[Objective] Locate all lines with the word "down". Copy them.

Collected data entries
:::::

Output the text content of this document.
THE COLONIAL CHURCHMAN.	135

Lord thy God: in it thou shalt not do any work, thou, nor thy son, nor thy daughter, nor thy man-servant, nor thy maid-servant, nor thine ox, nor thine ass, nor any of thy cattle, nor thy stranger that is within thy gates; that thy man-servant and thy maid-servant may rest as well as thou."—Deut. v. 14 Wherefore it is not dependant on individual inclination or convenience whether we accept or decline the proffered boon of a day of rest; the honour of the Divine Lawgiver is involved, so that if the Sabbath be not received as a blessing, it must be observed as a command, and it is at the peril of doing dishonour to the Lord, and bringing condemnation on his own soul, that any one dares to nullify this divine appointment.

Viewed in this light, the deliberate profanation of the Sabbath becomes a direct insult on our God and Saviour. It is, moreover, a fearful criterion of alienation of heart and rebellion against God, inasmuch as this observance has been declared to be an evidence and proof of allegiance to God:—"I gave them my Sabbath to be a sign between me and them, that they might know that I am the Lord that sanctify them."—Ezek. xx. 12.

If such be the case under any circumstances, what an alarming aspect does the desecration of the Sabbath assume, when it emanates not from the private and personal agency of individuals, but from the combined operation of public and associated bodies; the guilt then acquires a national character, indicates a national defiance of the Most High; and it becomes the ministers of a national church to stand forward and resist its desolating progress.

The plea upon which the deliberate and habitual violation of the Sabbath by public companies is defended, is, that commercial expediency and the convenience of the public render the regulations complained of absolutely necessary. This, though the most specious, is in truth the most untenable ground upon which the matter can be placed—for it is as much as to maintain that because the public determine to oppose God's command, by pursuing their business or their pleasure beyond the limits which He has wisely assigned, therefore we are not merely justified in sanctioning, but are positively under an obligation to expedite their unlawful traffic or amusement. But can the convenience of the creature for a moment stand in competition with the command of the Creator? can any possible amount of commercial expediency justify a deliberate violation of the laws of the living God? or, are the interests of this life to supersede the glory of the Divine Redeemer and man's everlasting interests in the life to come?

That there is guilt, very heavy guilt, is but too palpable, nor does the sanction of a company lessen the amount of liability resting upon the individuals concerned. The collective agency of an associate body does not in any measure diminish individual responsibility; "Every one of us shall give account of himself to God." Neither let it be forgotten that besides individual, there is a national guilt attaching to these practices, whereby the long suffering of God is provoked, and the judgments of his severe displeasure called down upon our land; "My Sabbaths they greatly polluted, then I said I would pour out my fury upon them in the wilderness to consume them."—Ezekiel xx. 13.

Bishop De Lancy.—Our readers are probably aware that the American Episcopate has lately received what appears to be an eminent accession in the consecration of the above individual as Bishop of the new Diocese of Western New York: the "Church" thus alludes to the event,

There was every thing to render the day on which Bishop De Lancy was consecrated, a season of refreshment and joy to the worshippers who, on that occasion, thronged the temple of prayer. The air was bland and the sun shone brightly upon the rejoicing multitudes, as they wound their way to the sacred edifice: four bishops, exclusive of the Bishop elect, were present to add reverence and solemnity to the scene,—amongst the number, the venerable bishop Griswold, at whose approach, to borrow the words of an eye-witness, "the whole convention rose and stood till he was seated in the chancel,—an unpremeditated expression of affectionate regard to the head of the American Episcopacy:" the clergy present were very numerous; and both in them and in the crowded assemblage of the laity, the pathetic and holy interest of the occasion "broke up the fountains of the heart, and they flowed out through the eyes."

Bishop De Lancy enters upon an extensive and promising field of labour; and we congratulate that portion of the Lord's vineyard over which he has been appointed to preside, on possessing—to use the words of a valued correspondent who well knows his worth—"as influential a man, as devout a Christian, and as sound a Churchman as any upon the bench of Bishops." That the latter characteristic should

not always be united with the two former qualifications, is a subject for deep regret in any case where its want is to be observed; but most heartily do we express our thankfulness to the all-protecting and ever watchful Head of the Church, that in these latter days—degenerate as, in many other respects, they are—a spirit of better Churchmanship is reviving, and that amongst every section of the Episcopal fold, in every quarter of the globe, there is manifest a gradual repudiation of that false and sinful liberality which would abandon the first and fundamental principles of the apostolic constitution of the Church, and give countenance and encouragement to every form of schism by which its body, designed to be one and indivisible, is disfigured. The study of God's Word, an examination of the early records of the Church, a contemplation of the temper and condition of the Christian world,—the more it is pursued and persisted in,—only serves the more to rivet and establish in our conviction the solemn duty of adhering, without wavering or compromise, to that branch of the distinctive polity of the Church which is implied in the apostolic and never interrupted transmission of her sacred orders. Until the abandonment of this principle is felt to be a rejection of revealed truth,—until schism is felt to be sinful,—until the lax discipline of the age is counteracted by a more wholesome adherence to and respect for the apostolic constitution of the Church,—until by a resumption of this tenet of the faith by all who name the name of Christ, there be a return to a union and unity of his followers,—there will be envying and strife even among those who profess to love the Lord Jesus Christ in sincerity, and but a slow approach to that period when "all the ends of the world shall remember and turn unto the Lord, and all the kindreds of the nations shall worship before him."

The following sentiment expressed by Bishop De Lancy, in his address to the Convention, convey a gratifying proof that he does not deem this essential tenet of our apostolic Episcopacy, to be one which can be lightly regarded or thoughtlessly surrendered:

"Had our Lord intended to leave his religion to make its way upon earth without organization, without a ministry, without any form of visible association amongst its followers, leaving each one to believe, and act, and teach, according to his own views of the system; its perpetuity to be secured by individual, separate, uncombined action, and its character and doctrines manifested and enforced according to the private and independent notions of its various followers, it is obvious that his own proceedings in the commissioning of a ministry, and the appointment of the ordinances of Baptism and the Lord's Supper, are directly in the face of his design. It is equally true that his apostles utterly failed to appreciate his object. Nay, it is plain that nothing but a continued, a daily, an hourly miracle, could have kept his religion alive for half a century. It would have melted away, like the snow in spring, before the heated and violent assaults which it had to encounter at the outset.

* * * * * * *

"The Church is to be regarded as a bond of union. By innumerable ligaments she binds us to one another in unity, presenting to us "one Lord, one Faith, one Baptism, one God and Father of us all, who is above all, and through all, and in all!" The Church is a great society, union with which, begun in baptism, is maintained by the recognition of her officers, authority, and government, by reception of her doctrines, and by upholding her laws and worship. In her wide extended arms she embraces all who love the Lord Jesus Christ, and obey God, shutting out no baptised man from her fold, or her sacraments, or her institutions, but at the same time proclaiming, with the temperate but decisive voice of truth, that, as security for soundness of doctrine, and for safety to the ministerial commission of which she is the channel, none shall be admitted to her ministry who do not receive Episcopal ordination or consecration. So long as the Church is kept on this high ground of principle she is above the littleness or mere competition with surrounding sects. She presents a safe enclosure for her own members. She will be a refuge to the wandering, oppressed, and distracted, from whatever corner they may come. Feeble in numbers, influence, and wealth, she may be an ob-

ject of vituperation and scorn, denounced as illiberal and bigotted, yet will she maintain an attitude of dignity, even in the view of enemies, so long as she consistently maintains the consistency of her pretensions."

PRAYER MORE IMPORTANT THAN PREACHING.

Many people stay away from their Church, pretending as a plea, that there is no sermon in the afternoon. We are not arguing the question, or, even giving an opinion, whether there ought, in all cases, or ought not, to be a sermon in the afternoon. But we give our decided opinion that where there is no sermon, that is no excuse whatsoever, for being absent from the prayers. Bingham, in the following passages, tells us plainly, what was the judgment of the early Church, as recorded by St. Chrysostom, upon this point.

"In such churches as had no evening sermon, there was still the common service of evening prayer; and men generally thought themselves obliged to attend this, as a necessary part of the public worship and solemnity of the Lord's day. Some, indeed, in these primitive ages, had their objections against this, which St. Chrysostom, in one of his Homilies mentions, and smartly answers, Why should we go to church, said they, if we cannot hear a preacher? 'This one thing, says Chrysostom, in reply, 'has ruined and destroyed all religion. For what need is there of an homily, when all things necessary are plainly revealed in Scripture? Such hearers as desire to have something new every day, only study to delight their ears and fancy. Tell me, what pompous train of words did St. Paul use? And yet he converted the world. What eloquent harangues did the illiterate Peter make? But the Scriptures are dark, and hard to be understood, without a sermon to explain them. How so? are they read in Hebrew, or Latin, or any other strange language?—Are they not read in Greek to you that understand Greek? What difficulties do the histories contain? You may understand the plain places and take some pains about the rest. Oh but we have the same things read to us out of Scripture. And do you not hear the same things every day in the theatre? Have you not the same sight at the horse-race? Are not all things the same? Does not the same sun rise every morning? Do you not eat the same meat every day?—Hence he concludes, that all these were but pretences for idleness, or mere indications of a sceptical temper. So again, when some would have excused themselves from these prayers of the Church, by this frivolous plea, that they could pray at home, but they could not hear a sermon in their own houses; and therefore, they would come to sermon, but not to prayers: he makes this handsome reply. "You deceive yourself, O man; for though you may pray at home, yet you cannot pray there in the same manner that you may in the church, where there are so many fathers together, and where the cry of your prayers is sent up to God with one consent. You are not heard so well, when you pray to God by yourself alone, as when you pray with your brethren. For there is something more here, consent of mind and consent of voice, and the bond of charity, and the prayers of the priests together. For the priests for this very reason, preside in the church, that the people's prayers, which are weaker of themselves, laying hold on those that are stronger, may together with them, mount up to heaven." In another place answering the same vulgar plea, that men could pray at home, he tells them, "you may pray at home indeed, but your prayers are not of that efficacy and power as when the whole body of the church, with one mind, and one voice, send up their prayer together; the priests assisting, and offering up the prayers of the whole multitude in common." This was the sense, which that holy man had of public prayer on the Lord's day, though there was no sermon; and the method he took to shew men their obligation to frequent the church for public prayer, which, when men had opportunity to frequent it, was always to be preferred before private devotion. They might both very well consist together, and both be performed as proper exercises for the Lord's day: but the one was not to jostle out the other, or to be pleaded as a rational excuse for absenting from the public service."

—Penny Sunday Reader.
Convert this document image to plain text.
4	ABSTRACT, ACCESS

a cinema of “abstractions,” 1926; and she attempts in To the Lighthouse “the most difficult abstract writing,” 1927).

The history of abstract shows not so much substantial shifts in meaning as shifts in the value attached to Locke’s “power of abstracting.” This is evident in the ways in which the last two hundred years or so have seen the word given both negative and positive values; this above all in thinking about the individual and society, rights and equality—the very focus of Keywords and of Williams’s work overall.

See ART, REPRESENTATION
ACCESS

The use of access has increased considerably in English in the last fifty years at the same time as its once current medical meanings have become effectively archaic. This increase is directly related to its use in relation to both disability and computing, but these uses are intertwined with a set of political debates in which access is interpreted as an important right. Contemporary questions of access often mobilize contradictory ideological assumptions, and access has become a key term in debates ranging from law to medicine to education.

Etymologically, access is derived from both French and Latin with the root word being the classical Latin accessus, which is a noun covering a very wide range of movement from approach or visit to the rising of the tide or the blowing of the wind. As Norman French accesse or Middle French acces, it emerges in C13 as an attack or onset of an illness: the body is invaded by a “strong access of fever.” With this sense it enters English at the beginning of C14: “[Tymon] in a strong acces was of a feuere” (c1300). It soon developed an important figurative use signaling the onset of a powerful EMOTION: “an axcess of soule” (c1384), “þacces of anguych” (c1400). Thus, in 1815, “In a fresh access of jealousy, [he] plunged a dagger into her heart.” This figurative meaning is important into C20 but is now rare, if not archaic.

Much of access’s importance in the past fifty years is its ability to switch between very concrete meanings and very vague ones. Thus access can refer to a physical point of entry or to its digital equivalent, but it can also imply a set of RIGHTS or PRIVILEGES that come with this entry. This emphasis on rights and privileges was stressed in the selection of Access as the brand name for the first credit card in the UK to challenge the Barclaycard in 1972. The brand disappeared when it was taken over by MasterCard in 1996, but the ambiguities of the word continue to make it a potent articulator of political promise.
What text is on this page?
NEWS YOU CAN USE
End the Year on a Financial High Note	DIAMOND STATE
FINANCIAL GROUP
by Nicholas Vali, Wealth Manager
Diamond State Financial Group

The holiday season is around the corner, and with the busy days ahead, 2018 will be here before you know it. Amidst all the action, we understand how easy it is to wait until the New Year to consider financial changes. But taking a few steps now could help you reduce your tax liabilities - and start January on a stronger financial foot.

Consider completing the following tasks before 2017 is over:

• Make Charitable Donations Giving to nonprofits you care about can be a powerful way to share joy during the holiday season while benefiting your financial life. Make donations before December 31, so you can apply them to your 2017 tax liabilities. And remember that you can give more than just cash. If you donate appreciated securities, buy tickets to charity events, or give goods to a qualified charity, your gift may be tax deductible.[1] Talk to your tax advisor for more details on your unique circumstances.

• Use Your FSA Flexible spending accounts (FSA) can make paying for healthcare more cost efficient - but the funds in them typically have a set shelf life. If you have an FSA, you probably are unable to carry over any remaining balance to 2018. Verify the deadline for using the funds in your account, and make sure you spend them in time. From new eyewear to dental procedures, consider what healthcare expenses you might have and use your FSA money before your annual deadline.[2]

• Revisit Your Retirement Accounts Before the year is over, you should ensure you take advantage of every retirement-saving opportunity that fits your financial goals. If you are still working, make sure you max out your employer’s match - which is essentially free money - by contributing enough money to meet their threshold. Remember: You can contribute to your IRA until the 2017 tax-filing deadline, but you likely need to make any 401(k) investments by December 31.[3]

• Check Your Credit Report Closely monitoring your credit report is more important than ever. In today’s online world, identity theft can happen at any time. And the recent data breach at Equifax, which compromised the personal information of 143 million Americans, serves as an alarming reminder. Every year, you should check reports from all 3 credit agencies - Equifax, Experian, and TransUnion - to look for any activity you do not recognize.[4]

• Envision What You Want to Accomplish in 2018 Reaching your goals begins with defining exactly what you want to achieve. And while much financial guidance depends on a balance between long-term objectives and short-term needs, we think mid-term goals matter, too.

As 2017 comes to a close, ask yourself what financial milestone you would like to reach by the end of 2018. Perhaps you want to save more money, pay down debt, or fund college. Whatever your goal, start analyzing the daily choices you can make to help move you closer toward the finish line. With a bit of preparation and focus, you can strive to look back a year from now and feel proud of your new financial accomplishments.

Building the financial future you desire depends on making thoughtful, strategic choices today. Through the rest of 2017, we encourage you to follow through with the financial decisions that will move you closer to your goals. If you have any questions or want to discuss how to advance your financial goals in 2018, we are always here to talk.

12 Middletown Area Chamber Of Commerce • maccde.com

:::::

[Finished exercise]
That there is guilt, very heavy guilt, is but too palpable, nor does the sanction of a company lessen the amount of liability resting upon the individuals concerned. The collective agency of an associate body does not in any measure diminish individual responsibility; "Every one of us shall give account of himself to God." Neither let it be forgotten that besides individual, there is a national guilt attaching to these practices, whereby the long suffering of God is provoked, and the judgments of his severe displeasure called down upon our land; "My Sabbaths they greatly polluted, then I said I would pour out my fury upon them in the wilderness to consume them."—Ezekiel xx. 13.
As 2017 comes to a close, ask yourself what financial milestone you would like to reach by the end of 2018. Perhaps you want to save more money, pay down debt, or fund college. Whatever your goal, start analyzing the daily choices you can make to help move you closer toward the finish line. With a bit of preparation and focus, you can strive to look back a year from now and feel proud of your new financial accomplishments.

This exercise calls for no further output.